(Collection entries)
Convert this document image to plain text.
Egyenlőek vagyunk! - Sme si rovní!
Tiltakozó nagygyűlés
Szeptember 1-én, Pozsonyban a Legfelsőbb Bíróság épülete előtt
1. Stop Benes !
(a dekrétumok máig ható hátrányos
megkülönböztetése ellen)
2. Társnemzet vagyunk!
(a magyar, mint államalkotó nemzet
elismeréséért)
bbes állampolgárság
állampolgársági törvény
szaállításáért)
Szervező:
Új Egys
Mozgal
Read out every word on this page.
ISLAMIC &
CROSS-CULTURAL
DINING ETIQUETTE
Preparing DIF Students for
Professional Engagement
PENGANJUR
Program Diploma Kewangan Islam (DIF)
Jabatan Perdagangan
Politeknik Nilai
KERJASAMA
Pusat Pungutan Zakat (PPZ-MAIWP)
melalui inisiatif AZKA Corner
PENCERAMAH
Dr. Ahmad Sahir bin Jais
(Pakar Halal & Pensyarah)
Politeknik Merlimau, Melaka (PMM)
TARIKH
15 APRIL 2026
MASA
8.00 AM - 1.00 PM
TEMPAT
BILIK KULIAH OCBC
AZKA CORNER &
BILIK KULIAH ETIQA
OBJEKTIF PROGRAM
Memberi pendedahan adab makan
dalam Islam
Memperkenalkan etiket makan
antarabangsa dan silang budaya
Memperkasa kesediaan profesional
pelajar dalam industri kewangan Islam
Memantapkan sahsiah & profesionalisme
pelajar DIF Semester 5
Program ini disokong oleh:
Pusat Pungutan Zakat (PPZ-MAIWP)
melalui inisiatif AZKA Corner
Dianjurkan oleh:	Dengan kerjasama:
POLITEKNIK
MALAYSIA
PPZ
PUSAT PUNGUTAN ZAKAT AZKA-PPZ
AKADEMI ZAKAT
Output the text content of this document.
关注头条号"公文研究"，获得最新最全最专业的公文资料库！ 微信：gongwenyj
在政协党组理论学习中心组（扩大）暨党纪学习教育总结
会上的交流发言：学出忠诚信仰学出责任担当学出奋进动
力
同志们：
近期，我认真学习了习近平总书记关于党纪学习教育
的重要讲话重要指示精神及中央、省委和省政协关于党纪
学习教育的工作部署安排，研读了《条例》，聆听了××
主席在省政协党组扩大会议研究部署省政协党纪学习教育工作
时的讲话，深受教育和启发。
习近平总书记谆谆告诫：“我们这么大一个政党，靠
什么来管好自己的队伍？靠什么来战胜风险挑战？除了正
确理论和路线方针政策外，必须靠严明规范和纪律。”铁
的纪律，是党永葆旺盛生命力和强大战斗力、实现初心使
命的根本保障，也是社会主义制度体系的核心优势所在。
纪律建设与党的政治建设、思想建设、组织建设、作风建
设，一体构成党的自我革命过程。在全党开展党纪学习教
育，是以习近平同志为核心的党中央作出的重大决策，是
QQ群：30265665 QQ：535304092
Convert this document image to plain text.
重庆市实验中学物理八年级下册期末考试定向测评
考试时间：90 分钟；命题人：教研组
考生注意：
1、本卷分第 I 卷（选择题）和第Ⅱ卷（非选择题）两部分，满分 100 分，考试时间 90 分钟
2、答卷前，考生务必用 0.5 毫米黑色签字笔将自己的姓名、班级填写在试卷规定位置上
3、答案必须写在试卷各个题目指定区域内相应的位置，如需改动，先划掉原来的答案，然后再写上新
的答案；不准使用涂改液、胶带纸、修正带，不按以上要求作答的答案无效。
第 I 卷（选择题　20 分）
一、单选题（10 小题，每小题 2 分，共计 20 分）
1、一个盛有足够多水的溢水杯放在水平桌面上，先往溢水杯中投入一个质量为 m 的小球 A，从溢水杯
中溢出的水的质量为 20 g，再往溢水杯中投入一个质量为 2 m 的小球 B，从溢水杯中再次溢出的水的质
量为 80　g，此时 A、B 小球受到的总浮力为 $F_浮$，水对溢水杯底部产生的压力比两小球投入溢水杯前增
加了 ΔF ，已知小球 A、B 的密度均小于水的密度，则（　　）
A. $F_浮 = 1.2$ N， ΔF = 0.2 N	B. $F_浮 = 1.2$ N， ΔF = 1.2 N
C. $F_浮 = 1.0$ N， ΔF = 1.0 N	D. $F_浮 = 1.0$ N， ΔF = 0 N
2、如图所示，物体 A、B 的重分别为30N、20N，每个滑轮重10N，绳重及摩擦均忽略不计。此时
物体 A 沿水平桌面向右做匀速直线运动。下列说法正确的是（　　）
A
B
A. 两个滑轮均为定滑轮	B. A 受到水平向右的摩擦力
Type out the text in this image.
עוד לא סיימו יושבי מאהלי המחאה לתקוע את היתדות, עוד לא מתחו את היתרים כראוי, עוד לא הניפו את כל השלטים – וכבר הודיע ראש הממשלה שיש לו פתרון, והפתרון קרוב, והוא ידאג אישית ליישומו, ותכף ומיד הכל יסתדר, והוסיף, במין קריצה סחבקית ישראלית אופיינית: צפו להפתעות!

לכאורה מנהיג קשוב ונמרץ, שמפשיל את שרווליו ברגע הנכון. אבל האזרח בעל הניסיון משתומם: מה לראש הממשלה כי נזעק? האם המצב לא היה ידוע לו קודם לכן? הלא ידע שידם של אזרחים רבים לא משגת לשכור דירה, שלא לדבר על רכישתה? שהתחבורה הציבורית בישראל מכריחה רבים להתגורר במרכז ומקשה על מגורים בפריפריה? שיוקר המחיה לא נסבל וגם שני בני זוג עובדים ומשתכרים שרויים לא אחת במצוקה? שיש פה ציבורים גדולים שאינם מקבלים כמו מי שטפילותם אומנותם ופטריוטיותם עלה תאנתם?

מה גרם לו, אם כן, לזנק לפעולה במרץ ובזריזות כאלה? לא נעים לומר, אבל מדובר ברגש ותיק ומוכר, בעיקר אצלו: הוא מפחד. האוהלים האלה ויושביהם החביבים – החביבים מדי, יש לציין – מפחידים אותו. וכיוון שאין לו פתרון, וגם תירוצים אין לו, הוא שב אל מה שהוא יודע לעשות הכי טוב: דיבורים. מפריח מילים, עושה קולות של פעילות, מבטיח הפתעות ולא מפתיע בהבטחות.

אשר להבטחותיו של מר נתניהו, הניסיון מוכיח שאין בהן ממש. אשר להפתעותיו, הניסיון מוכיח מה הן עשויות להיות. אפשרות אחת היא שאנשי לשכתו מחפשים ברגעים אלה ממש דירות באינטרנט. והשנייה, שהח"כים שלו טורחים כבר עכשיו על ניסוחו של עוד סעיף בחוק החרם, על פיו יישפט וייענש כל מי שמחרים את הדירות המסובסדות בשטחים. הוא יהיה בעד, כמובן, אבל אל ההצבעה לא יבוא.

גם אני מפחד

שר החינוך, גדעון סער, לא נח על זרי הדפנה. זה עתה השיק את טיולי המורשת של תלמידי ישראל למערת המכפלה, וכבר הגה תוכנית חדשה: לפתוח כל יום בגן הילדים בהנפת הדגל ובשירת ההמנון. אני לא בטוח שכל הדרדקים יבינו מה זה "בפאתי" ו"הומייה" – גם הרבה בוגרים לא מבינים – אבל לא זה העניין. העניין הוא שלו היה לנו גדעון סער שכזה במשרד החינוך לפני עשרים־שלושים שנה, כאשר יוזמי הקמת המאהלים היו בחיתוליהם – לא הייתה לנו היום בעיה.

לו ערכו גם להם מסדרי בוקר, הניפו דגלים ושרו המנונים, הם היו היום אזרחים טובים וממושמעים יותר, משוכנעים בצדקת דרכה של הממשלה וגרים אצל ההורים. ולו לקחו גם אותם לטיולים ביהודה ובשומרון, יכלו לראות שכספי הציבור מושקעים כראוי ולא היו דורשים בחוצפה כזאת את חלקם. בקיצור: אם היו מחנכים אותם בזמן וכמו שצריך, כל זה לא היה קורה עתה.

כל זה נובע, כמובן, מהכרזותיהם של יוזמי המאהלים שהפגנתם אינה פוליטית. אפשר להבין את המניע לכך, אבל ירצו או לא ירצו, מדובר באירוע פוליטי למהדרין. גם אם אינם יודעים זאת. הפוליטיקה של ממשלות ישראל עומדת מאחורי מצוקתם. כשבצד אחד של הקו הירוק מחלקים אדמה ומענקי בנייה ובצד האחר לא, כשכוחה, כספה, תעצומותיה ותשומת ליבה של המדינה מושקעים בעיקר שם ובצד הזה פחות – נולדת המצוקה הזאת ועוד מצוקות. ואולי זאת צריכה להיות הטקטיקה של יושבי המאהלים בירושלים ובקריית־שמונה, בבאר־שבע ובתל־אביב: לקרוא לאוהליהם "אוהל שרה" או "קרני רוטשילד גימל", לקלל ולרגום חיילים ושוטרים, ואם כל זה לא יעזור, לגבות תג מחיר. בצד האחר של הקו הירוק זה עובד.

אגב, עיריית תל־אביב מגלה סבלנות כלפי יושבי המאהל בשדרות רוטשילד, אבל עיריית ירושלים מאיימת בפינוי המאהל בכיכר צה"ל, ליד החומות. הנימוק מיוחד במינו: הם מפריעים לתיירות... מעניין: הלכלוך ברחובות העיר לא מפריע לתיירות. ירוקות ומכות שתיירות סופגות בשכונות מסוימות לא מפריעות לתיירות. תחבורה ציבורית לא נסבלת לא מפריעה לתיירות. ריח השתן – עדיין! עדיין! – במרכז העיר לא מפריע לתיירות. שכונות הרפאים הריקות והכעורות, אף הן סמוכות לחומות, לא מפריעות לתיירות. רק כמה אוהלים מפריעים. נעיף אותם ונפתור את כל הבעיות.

STATED TASK: Collect, from the material above, every line containing the word "pelajar".

TASK RESPONSE:
pelajar dalam industri kewangan Islam
pelajar DIF Semester 5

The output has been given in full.